▸ **What this task involves**
Each line in the entries below that holds the string "standard" is to be listed.

▸ **Recorded data**
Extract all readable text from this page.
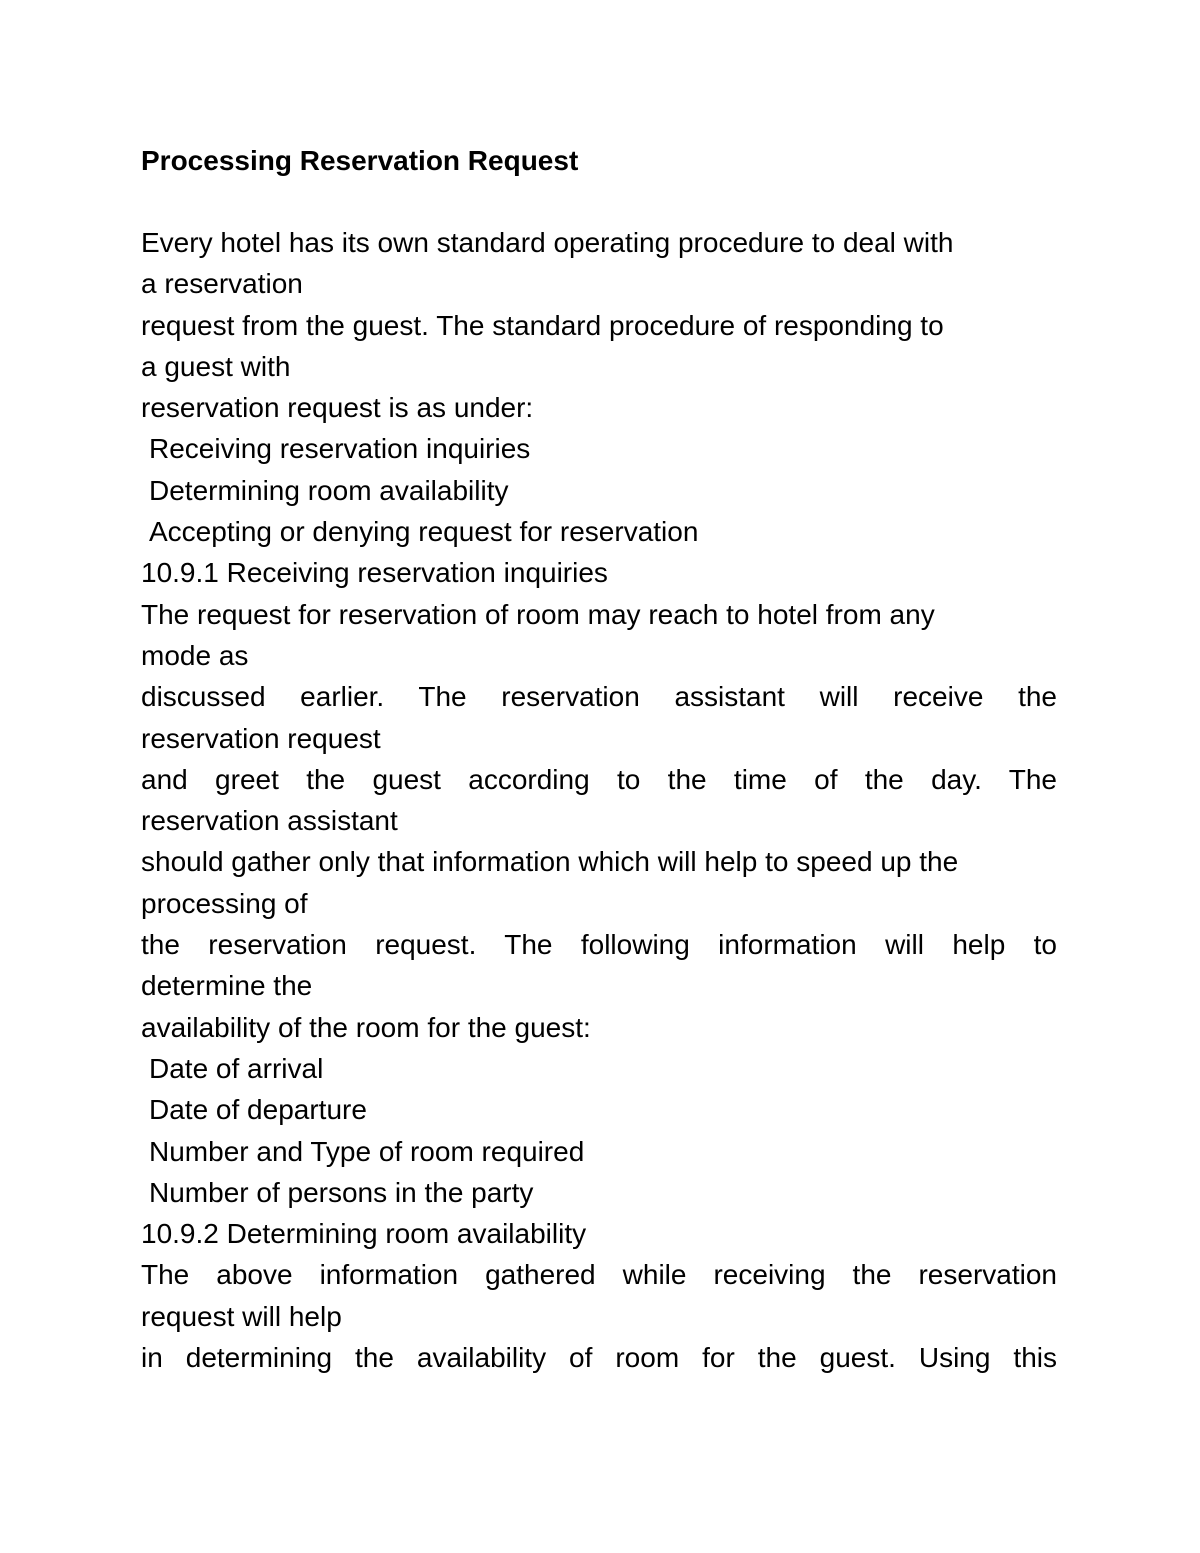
Processing Reservation Request
Every hotel has its own standard operating procedure to deal with
a reservation
request from the guest. The standard procedure of responding to
a guest with
reservation request is as under:
Receiving reservation inquiries
Determining room availability
Accepting or denying request for reservation
10.9.1 Receiving reservation inquiries
The request for reservation of room may reach to hotel from any
mode as
discussed earlier. The reservation assistant will receive the
reservation request
and greet the guest according to the time of the day. The
reservation assistant
should gather only that information which will help to speed up the
processing of
the reservation request. The following information will help to
determine the
availability of the room for the guest:
Date of arrival
Date of departure
Number and Type of room required
Number of persons in the party
10.9.2 Determining room availability
The above information gathered while receiving the reservation
request will help
in determining the availability of room for the guest. Using this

▸ **Solved exercise**
Every hotel has its own standard operating procedure to deal with
request from the guest. The standard procedure of responding to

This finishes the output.